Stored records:

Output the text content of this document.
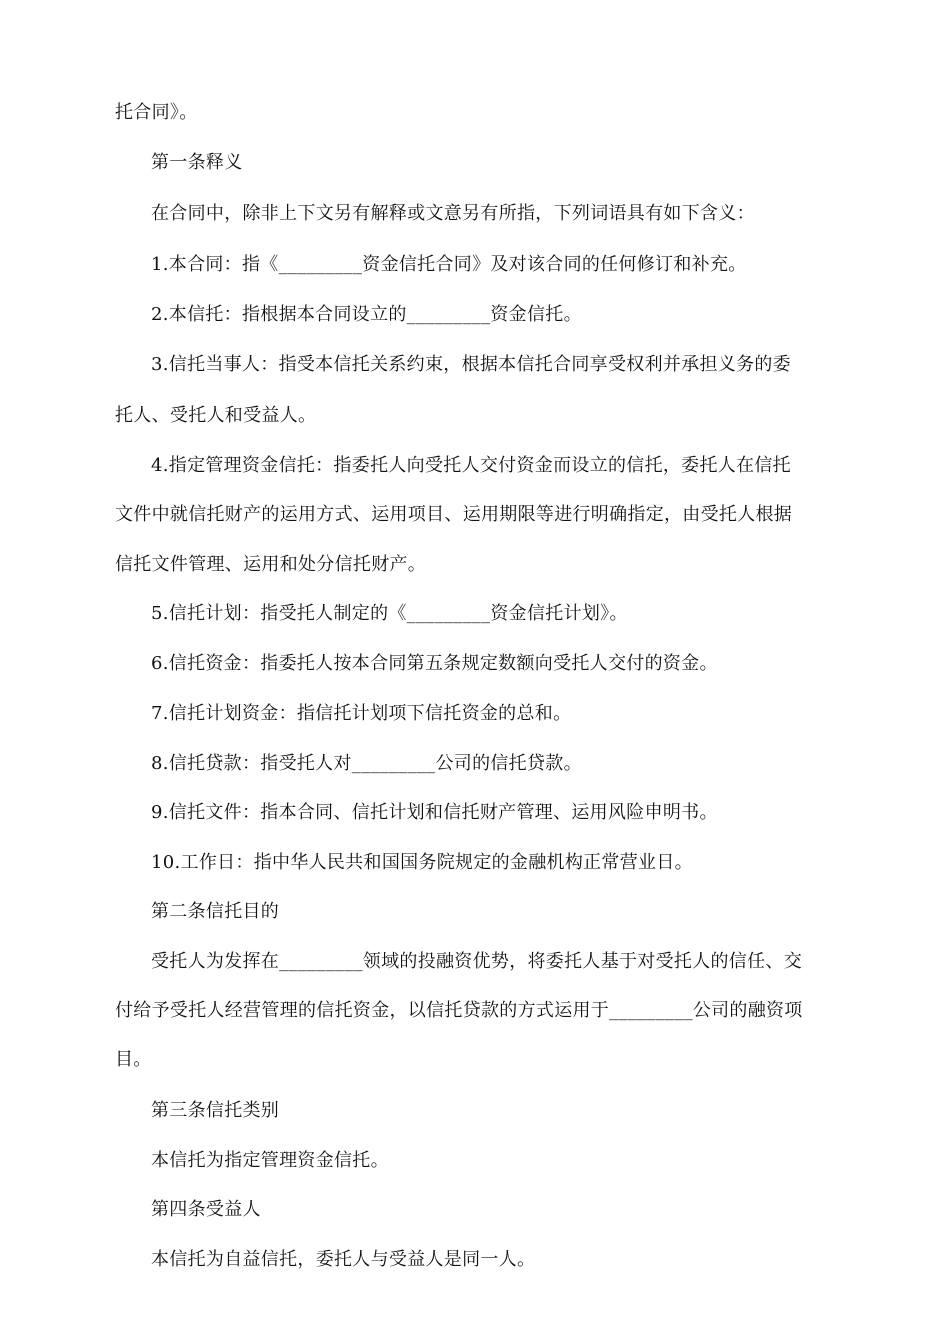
托合同》。
第一条释义
在合同中，除非上下文另有解释或文意另有所指，下列词语具有如下含义：
1.本合同：指《_________资金信托合同》及对该合同的任何修订和补充。
2.本信托：指根据本合同设立的_________资金信托。
3.信托当事人：指受本信托关系约束，根据本信托合同享受权利并承担义务的委
托人、受托人和受益人。
4.指定管理资金信托：指委托人向受托人交付资金而设立的信托，委托人在信托
文件中就信托财产的运用方式、运用项目、运用期限等进行明确指定，由受托人根据
信托文件管理、运用和处分信托财产。
5.信托计划：指受托人制定的《_________资金信托计划》。
6.信托资金：指委托人按本合同第五条规定数额向受托人交付的资金。
7.信托计划资金：指信托计划项下信托资金的总和。
8.信托贷款：指受托人对_________公司的信托贷款。
9.信托文件：指本合同、信托计划和信托财产管理、运用风险申明书。
10.工作日：指中华人民共和国国务院规定的金融机构正常营业日。
第二条信托目的
受托人为发挥在_________领域的投融资优势，将委托人基于对受托人的信任、交
付给予受托人经营管理的信托资金，以信托贷款的方式运用于_________公司的融资项
目。
第三条信托类别
本信托为指定管理资金信托。
第四条受益人
本信托为自益信托，委托人与受益人是同一人。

_Given problem_
Repeat the material above in full and unchanged, minus its images.

_Worked answer_
Output the text content of this document.
托合同》。
第一条释义
在合同中，除非上下文另有解释或文意另有所指，下列词语具有如下含义：
1.本合同：指《_________资金信托合同》及对该合同的任何修订和补充。
2.本信托：指根据本合同设立的_________资金信托。
3.信托当事人：指受本信托关系约束，根据本信托合同享受权利并承担义务的委
托人、受托人和受益人。
4.指定管理资金信托：指委托人向受托人交付资金而设立的信托，委托人在信托
文件中就信托财产的运用方式、运用项目、运用期限等进行明确指定，由受托人根据
信托文件管理、运用和处分信托财产。
5.信托计划：指受托人制定的《_________资金信托计划》。
6.信托资金：指委托人按本合同第五条规定数额向受托人交付的资金。
7.信托计划资金：指信托计划项下信托资金的总和。
8.信托贷款：指受托人对_________公司的信托贷款。
9.信托文件：指本合同、信托计划和信托财产管理、运用风险申明书。
10.工作日：指中华人民共和国国务院规定的金融机构正常营业日。
第二条信托目的
受托人为发挥在_________领域的投融资优势，将委托人基于对受托人的信任、交
付给予受托人经营管理的信托资金，以信托贷款的方式运用于_________公司的融资项
目。
第三条信托类别
本信托为指定管理资金信托。
第四条受益人
本信托为自益信托，委托人与受益人是同一人。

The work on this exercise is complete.